Aim of the task - Omit every image, and transcribe the remaining entries exactly as given.

Records for this task -
══════════════════════════════
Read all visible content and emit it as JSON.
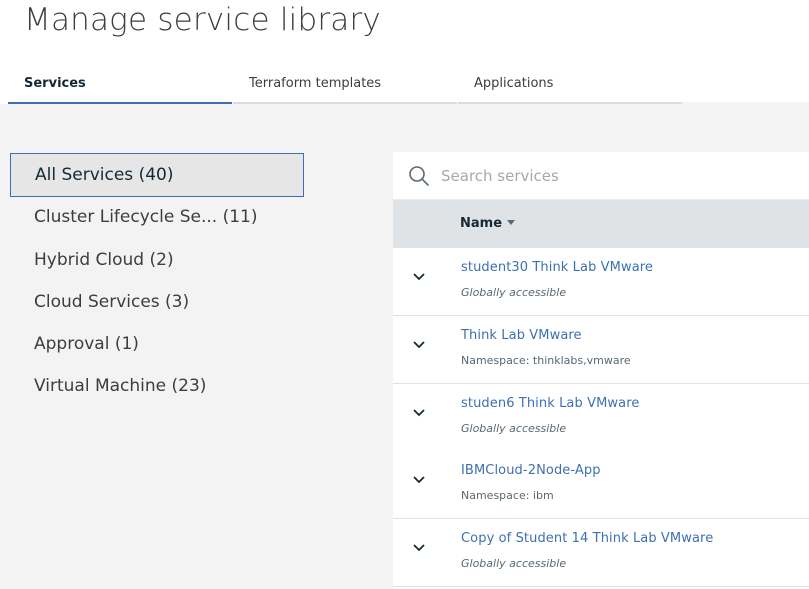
{
  "page": {
    "title": "Manage service library"
  },
  "tabs": [
    {
      "label": "Services",
      "active": true
    },
    {
      "label": "Terraform templates",
      "active": false
    },
    {
      "label": "Applications",
      "active": false
    }
  ],
  "sidebar": {
    "items": [
      {
        "label": "All Services (40)",
        "active": true
      },
      {
        "label": "Cluster Lifecycle Se... (11)",
        "active": false
      },
      {
        "label": "Hybrid Cloud (2)",
        "active": false
      },
      {
        "label": "Cloud Services (3)",
        "active": false
      },
      {
        "label": "Approval (1)",
        "active": false
      },
      {
        "label": "Virtual Machine (23)",
        "active": false
      }
    ]
  },
  "search": {
    "placeholder": "Search services",
    "value": ""
  },
  "table": {
    "columns": [
      {
        "label": "Name",
        "sort": "descending"
      }
    ],
    "rows": [
      {
        "title": "student30 Think Lab VMware",
        "subtitle": "Globally accessible",
        "subtitle_italic": true
      },
      {
        "title": "Think Lab VMware",
        "subtitle": "Namespace: thinklabs,vmware",
        "subtitle_italic": false
      },
      {
        "title": "studen6 Think Lab VMware",
        "subtitle": "Globally accessible",
        "subtitle_italic": true
      },
      {
        "title": "IBMCloud-2Node-App",
        "subtitle": "Namespace: ibm",
        "subtitle_italic": false
      },
      {
        "title": "Copy of Student 14 Think Lab VMware",
        "subtitle": "Globally accessible",
        "subtitle_italic": true
      }
    ]
  },
  "icons": {
    "search": "search-icon",
    "sort": "caret-down-icon",
    "expand": "chevron-down-icon"
  },
  "colors": {
    "accent": "#3d70b2",
    "link": "#3d70b2",
    "page_background": "#f3f3f3",
    "table_header": "#dfe3e6"
  }
}
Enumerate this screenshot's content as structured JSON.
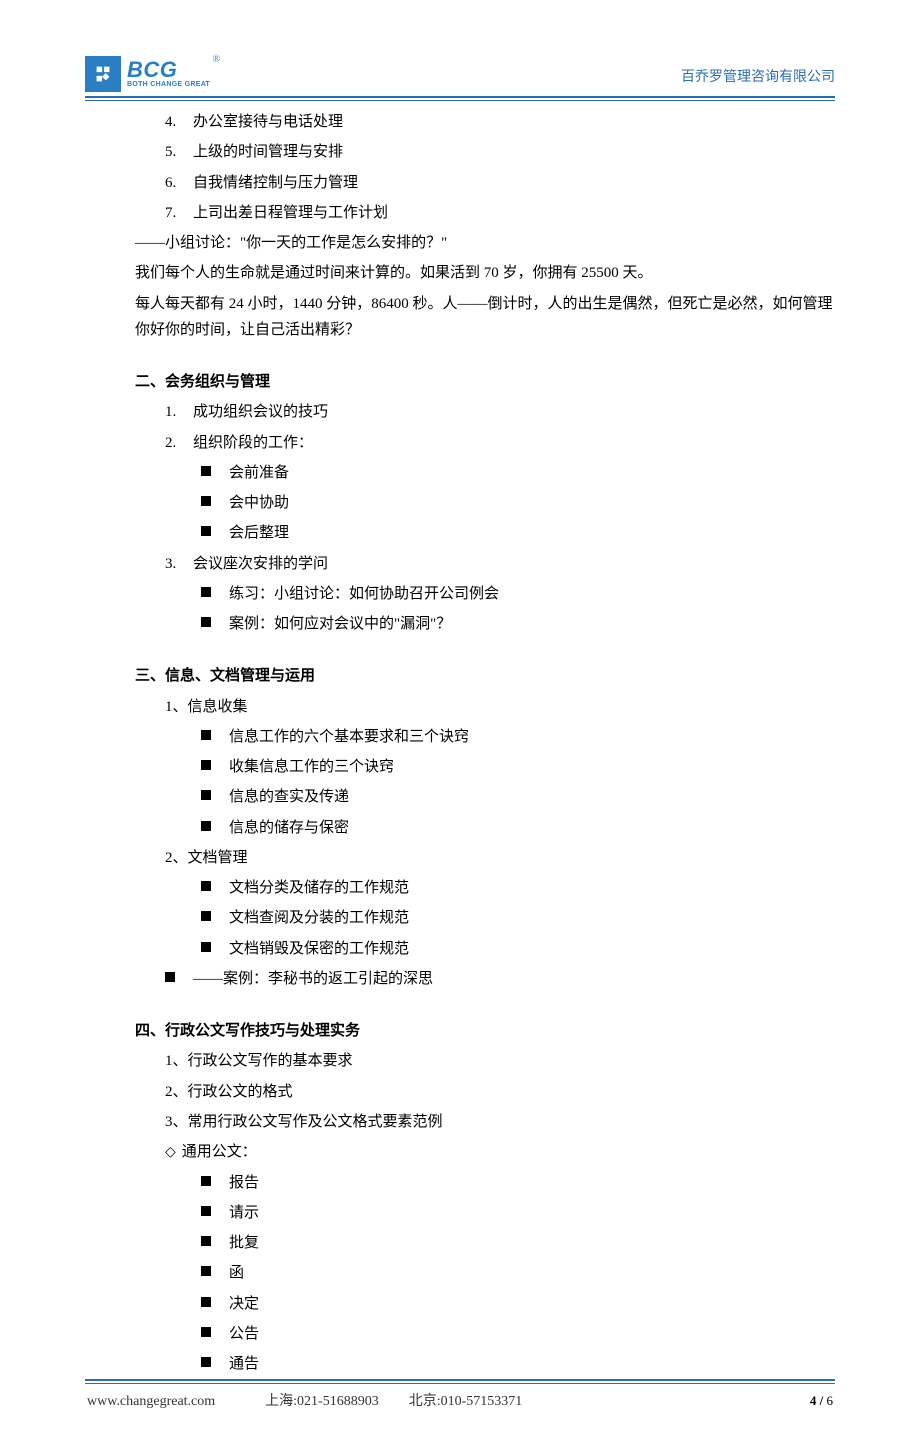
{
  "header": {
    "logo_text": "BCG",
    "logo_sub": "BOTH CHANGE GREAT",
    "logo_reg": "®",
    "company": "百乔罗管理咨询有限公司"
  },
  "section1": {
    "items": [
      "办公室接待与电话处理",
      "上级的时间管理与安排",
      "自我情绪控制与压力管理",
      "上司出差日程管理与工作计划"
    ],
    "para1": "——小组讨论：\"你一天的工作是怎么安排的？\"",
    "para2": "我们每个人的生命就是通过时间来计算的。如果活到 70 岁，你拥有 25500 天。",
    "para3": "每人每天都有 24 小时，1440 分钟，86400 秒。人——倒计时，人的出生是偶然，但死亡是必然，如何管理你好你的时间，让自己活出精彩？"
  },
  "section2": {
    "title": "二、会务组织与管理",
    "n1": "成功组织会议的技巧",
    "n2": "组织阶段的工作：",
    "sub2": [
      "会前准备",
      "会中协助",
      "会后整理"
    ],
    "n3": "会议座次安排的学问",
    "sub3": [
      "练习：小组讨论：如何协助召开公司例会",
      "案例：如何应对会议中的\"漏洞\"？"
    ]
  },
  "section3": {
    "title": "三、信息、文档管理与运用",
    "g1": "1、信息收集",
    "g1_items": [
      "信息工作的六个基本要求和三个诀窍",
      "收集信息工作的三个诀窍",
      "信息的查实及传递",
      "信息的储存与保密"
    ],
    "g2": "2、文档管理",
    "g2_items": [
      "文档分类及储存的工作规范",
      "文档查阅及分装的工作规范",
      "文档销毁及保密的工作规范"
    ],
    "case": "——案例：李秘书的返工引起的深思"
  },
  "section4": {
    "title": "四、行政公文写作技巧与处理实务",
    "n1": "1、行政公文写作的基本要求",
    "n2": "2、行政公文的格式",
    "n3": "3、常用行政公文写作及公文格式要素范例",
    "general": "通用公文：",
    "general_items": [
      "报告",
      "请示",
      "批复",
      "函",
      "决定",
      "公告",
      "通告"
    ]
  },
  "footer": {
    "web": "www.changegreat.com",
    "sh": "上海:021-51688903",
    "bj": "北京:010-57153371",
    "page_cur": "4",
    "page_sep": " / ",
    "page_tot": "6"
  }
}
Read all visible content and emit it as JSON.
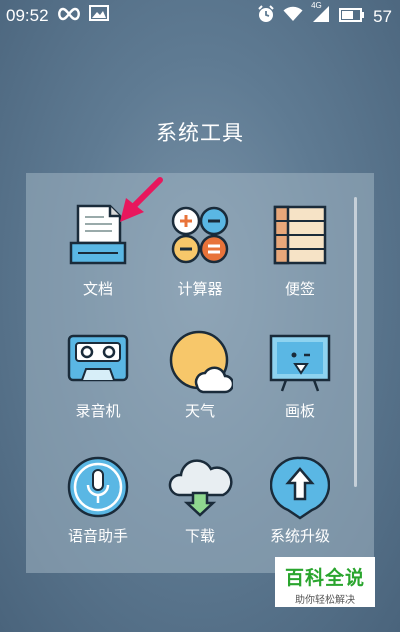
{
  "status_bar": {
    "time": "09:52",
    "battery": "57",
    "signal_label": "4G",
    "left_icons": [
      "infinity-icon",
      "image-icon"
    ],
    "right_icons": [
      "alarm-icon",
      "wifi-icon",
      "signal-icon",
      "battery-icon"
    ]
  },
  "folder": {
    "title": "系统工具",
    "apps": [
      {
        "label": "文档",
        "icon": "document-icon"
      },
      {
        "label": "计算器",
        "icon": "calculator-icon"
      },
      {
        "label": "便签",
        "icon": "notes-icon"
      },
      {
        "label": "录音机",
        "icon": "cassette-icon"
      },
      {
        "label": "天气",
        "icon": "weather-icon"
      },
      {
        "label": "画板",
        "icon": "drawing-board-icon"
      },
      {
        "label": "语音助手",
        "icon": "microphone-icon"
      },
      {
        "label": "下载",
        "icon": "cloud-download-icon"
      },
      {
        "label": "系统升级",
        "icon": "upgrade-arrow-icon"
      }
    ]
  },
  "watermark": {
    "title": "百科全说",
    "subtitle": "助你轻松解决"
  },
  "colors": {
    "arrow": "#e8175d",
    "watermark_green": "#2aa52e",
    "icon_outline": "#1a2b3a"
  }
}
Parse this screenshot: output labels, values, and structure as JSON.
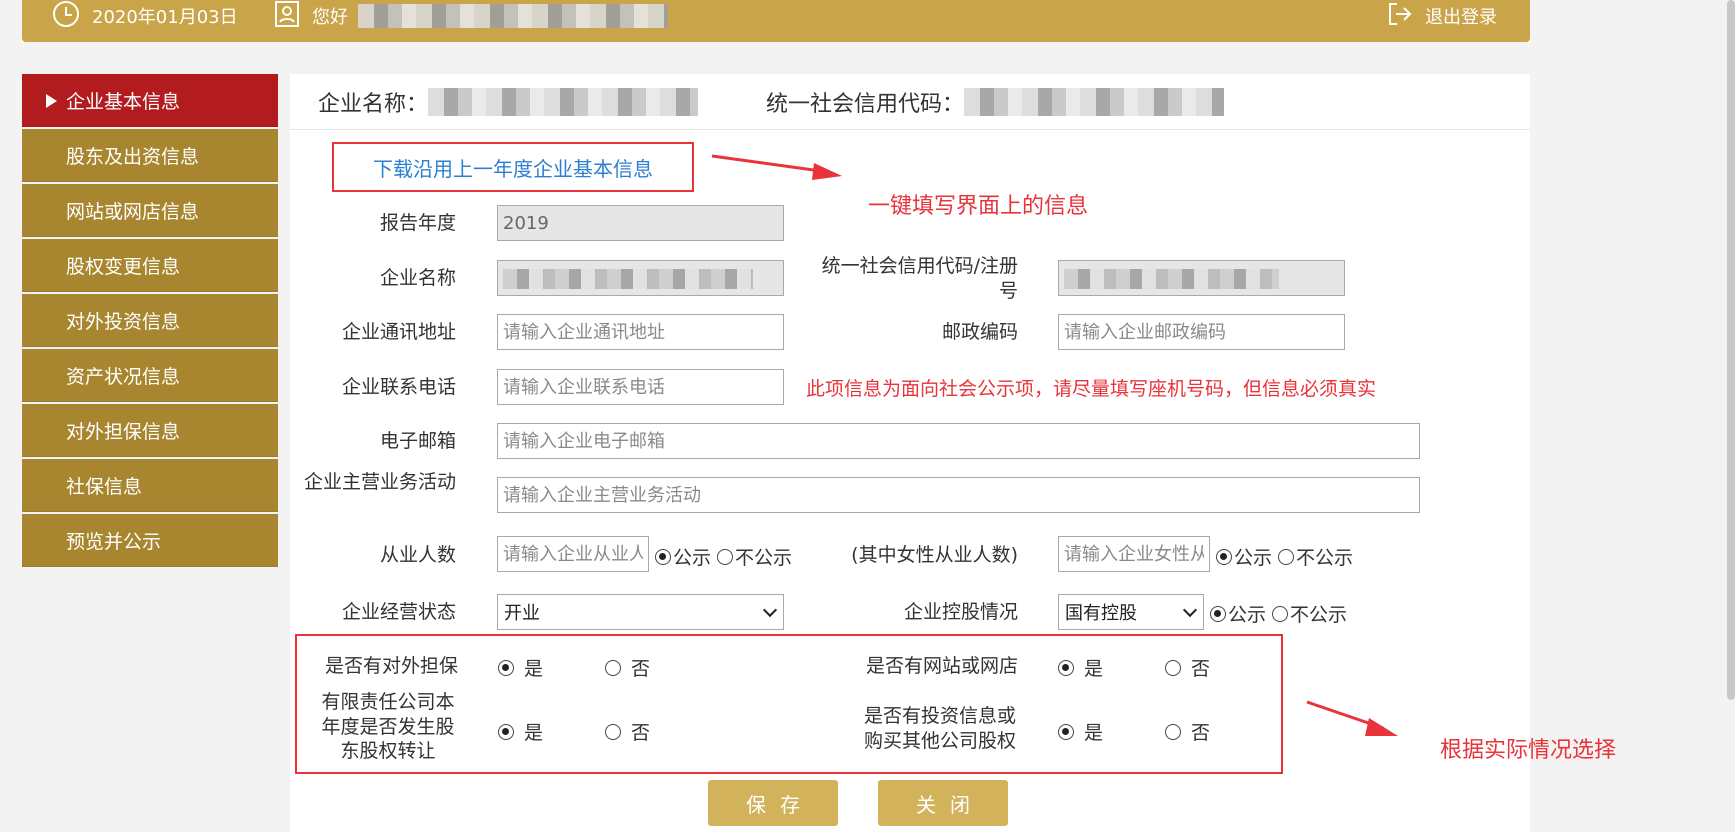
══════════════════════════════
Correct answer -
Read all visible content and emit it as JSON.
{
  "page": {
    "title": "Manage service library"
  },
  "tabs": [
    {
      "label": "Services",
      "active": true
    },
    {
      "label": "Terraform templates",
      "active": false
    },
    {
      "label": "Applications",
      "active": false
    }
  ],
  "sidebar": {
    "items": [
      {
        "label": "All Services (40)",
        "active": true
      },
      {
        "label": "Cluster Lifecycle Se... (11)",
        "active": false
      },
      {
        "label": "Hybrid Cloud (2)",
        "active": false
      },
      {
        "label": "Cloud Services (3)",
        "active": false
      },
      {
        "label": "Approval (1)",
        "active": false
      },
      {
        "label": "Virtual Machine (23)",
        "active": false
      }
    ]
  },
  "search": {
    "placeholder": "Search services",
    "value": ""
  },
  "table": {
    "columns": [
      {
        "label": "Name",
        "sort": "descending"
      }
    ],
    "rows": [
      {
        "title": "student30 Think Lab VMware",
        "subtitle": "Globally accessible",
        "subtitle_italic": true
      },
      {
        "title": "Think Lab VMware",
        "subtitle": "Namespace: thinklabs,vmware",
        "subtitle_italic": false
      },
      {
        "title": "studen6 Think Lab VMware",
        "subtitle": "Globally accessible",
        "subtitle_italic": true
      },
      {
        "title": "IBMCloud-2Node-App",
        "subtitle": "Namespace: ibm",
        "subtitle_italic": false
      },
      {
        "title": "Copy of Student 14 Think Lab VMware",
        "subtitle": "Globally accessible",
        "subtitle_italic": true
      }
    ]
  },
  "icons": {
    "search": "search-icon",
    "sort": "caret-down-icon",
    "expand": "chevron-down-icon"
  },
  "colors": {
    "accent": "#3d70b2",
    "link": "#3d70b2",
    "page_background": "#f3f3f3",
    "table_header": "#dfe3e6"
  }
}
Enumerate this screenshot's content as structured JSON.
{
  "header": {
    "logo_text": "BCG",
    "logo_sub": "BOTH CHANGE GREAT",
    "logo_reg": "®",
    "company": "百乔罗管理咨询有限公司"
  },
  "section1": {
    "items": [
      "办公室接待与电话处理",
      "上级的时间管理与安排",
      "自我情绪控制与压力管理",
      "上司出差日程管理与工作计划"
    ],
    "para1": "——小组讨论：\"你一天的工作是怎么安排的？\"",
    "para2": "我们每个人的生命就是通过时间来计算的。如果活到 70 岁，你拥有 25500 天。",
    "para3": "每人每天都有 24 小时，1440 分钟，86400 秒。人——倒计时，人的出生是偶然，但死亡是必然，如何管理你好你的时间，让自己活出精彩？"
  },
  "section2": {
    "title": "二、会务组织与管理",
    "n1": "成功组织会议的技巧",
    "n2": "组织阶段的工作：",
    "sub2": [
      "会前准备",
      "会中协助",
      "会后整理"
    ],
    "n3": "会议座次安排的学问",
    "sub3": [
      "练习：小组讨论：如何协助召开公司例会",
      "案例：如何应对会议中的\"漏洞\"？"
    ]
  },
  "section3": {
    "title": "三、信息、文档管理与运用",
    "g1": "1、信息收集",
    "g1_items": [
      "信息工作的六个基本要求和三个诀窍",
      "收集信息工作的三个诀窍",
      "信息的查实及传递",
      "信息的储存与保密"
    ],
    "g2": "2、文档管理",
    "g2_items": [
      "文档分类及储存的工作规范",
      "文档查阅及分装的工作规范",
      "文档销毁及保密的工作规范"
    ],
    "case": "——案例：李秘书的返工引起的深思"
  },
  "section4": {
    "title": "四、行政公文写作技巧与处理实务",
    "n1": "1、行政公文写作的基本要求",
    "n2": "2、行政公文的格式",
    "n3": "3、常用行政公文写作及公文格式要素范例",
    "general": "通用公文：",
    "general_items": [
      "报告",
      "请示",
      "批复",
      "函",
      "决定",
      "公告",
      "通告"
    ]
  },
  "footer": {
    "web": "www.changegreat.com",
    "sh": "上海:021-51688903",
    "bj": "北京:010-57153371",
    "page_cur": "4",
    "page_sep": " / ",
    "page_tot": "6"
  }
}
Read all visible content and emit it as JSON.
{
  "status_bar": {
    "time": "09:52",
    "battery": "57",
    "signal_label": "4G",
    "left_icons": [
      "infinity-icon",
      "image-icon"
    ],
    "right_icons": [
      "alarm-icon",
      "wifi-icon",
      "signal-icon",
      "battery-icon"
    ]
  },
  "folder": {
    "title": "系统工具",
    "apps": [
      {
        "label": "文档",
        "icon": "document-icon"
      },
      {
        "label": "计算器",
        "icon": "calculator-icon"
      },
      {
        "label": "便签",
        "icon": "notes-icon"
      },
      {
        "label": "录音机",
        "icon": "cassette-icon"
      },
      {
        "label": "天气",
        "icon": "weather-icon"
      },
      {
        "label": "画板",
        "icon": "drawing-board-icon"
      },
      {
        "label": "语音助手",
        "icon": "microphone-icon"
      },
      {
        "label": "下载",
        "icon": "cloud-download-icon"
      },
      {
        "label": "系统升级",
        "icon": "upgrade-arrow-icon"
      }
    ]
  },
  "watermark": {
    "title": "百科全说",
    "subtitle": "助你轻松解决"
  },
  "colors": {
    "arrow": "#e8175d",
    "watermark_green": "#2aa52e",
    "icon_outline": "#1a2b3a"
  }
}
Parse this screenshot: output labels, values, and structure as JSON.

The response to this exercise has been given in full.